Pick out the lines in the listing below that contain the word "this" and copy them.

Records for the exercise:
+===+
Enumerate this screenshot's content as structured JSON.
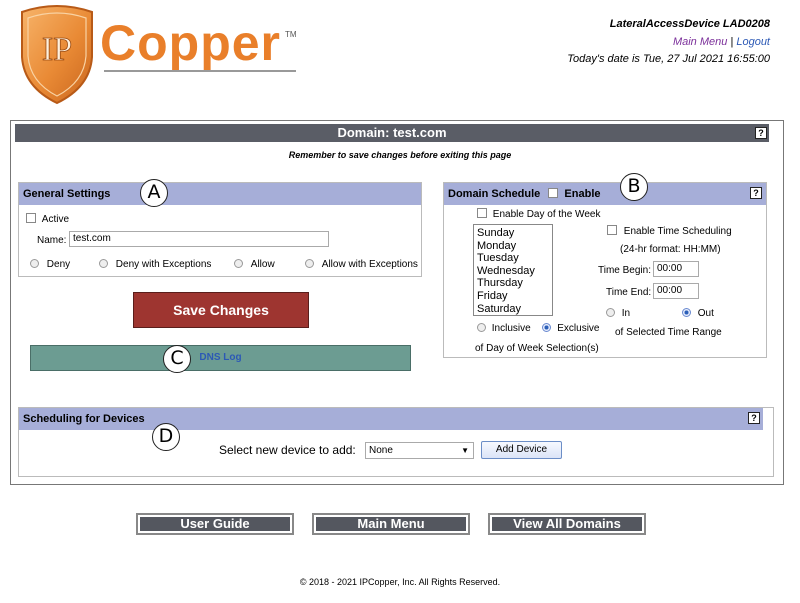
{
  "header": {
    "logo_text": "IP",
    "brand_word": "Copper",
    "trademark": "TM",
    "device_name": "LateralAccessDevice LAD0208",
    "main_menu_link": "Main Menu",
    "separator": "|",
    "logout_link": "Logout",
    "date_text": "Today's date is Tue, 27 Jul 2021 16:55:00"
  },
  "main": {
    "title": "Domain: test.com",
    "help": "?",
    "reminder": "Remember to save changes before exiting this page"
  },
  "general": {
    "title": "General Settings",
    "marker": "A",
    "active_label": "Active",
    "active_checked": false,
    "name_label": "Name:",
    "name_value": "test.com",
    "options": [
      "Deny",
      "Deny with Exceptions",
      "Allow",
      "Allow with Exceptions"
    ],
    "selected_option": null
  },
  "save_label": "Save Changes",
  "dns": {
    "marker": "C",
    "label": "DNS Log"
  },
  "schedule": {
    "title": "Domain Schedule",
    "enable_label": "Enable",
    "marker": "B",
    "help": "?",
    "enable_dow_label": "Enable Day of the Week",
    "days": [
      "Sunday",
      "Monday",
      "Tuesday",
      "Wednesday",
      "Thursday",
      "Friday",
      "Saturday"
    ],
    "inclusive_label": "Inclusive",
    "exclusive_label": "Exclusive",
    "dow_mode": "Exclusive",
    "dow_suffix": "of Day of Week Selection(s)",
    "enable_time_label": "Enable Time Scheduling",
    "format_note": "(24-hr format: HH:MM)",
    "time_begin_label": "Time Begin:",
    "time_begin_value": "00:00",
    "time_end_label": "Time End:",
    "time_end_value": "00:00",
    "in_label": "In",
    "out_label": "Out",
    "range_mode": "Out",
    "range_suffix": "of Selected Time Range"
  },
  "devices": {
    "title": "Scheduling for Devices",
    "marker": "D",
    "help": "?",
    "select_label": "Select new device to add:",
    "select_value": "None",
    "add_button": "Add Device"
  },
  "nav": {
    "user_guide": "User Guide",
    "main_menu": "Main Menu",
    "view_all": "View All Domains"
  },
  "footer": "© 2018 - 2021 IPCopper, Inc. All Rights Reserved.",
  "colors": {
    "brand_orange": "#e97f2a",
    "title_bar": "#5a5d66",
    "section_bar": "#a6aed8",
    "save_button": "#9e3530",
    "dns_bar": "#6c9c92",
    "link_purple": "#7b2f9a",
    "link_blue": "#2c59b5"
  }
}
+===+
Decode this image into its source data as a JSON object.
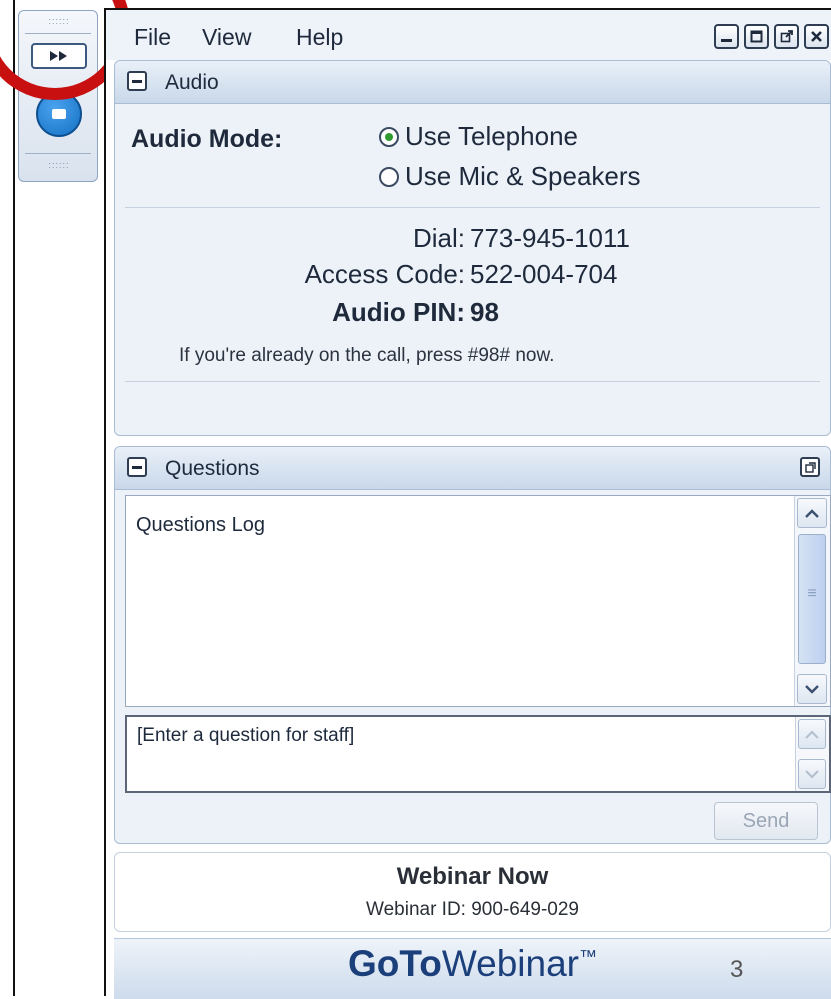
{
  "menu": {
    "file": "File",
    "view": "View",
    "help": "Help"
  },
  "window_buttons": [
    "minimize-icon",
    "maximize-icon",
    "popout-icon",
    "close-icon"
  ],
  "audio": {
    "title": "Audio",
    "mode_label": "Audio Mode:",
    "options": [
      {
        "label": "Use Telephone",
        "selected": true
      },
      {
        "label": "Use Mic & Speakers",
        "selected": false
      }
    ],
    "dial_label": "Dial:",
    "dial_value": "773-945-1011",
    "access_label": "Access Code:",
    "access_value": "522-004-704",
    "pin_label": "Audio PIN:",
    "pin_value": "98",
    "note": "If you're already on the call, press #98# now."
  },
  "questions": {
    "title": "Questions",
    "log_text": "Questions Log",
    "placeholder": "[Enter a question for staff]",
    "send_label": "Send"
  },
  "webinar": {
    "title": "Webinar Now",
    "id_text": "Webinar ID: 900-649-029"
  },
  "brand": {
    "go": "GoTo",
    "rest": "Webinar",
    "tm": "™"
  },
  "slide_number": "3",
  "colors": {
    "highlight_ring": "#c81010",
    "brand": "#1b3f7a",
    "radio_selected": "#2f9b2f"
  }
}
+===+
Exercise response:
Enumerate this screenshot's content as structured JSON.
    "reminder": "Remember to save changes before exiting this page"
Decode this image into its source data as a JSON object.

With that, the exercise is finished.